(Records from a collection)
%%
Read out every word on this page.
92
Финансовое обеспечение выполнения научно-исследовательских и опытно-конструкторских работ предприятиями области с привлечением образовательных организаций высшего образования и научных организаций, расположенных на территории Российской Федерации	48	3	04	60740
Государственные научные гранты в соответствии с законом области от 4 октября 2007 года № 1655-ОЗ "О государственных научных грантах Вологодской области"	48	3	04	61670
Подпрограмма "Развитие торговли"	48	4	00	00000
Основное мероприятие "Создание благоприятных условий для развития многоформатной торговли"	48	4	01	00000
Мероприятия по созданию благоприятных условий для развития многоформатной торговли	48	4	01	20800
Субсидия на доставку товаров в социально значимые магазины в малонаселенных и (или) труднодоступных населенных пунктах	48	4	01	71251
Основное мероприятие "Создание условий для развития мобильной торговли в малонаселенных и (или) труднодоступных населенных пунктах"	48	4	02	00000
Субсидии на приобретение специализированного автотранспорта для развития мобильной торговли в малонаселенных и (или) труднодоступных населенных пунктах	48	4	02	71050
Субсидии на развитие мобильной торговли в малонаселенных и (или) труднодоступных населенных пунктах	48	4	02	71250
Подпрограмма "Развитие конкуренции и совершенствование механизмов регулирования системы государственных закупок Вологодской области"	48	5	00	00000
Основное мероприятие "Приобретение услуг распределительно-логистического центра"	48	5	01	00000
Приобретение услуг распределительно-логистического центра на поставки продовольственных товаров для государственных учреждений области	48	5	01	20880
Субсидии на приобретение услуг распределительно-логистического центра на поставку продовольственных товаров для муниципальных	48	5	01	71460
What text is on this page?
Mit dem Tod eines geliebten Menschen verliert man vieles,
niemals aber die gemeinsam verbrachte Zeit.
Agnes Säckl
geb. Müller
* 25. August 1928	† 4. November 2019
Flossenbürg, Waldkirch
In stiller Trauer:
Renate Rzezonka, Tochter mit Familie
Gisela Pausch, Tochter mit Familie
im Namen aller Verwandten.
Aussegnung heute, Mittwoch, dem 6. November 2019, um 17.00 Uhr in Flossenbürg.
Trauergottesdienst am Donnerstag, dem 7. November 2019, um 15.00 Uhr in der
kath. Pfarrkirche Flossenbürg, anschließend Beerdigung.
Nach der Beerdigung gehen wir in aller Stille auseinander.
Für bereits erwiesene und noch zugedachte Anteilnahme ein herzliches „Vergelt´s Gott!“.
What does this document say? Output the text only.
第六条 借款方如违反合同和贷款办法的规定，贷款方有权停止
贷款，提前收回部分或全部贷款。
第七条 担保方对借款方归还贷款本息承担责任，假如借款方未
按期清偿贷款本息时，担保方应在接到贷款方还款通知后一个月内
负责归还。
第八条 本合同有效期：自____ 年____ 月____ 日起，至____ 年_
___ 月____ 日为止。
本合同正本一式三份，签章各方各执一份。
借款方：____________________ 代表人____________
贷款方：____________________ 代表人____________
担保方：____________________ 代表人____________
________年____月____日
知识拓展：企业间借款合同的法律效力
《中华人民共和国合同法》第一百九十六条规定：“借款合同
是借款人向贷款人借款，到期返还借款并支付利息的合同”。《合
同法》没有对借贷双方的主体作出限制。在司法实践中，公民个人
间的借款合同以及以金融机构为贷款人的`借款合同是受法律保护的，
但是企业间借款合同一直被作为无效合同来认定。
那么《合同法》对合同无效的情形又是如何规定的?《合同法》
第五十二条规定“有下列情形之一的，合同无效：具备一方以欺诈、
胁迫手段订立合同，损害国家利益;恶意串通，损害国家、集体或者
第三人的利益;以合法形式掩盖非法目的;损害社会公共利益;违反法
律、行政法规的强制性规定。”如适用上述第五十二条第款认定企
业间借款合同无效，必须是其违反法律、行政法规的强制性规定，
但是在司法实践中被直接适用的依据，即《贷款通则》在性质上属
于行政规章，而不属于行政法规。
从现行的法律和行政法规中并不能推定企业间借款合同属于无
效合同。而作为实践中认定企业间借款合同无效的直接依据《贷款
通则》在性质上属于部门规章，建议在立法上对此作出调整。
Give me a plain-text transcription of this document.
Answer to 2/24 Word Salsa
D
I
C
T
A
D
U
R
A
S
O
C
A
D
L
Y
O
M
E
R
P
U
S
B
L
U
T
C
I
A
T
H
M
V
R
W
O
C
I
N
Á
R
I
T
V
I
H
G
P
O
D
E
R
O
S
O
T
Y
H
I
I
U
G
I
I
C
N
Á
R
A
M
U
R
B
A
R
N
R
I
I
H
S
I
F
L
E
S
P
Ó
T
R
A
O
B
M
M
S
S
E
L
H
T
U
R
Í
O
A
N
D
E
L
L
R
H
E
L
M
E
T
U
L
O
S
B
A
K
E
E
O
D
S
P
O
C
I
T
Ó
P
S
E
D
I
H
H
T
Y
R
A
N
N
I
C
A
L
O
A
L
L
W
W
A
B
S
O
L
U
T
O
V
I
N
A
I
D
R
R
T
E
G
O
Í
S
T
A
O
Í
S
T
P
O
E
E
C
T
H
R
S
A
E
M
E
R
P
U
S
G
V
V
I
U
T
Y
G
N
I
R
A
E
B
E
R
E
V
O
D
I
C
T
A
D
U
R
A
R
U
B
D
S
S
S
%%
TASK: Find the word "this" in the records and pull out each line that has it.

TASK ANSWER:
Read out every word on this page.
What text is on this page?
What does this document say? Output the text only.
Give me a plain-text transcription of this document.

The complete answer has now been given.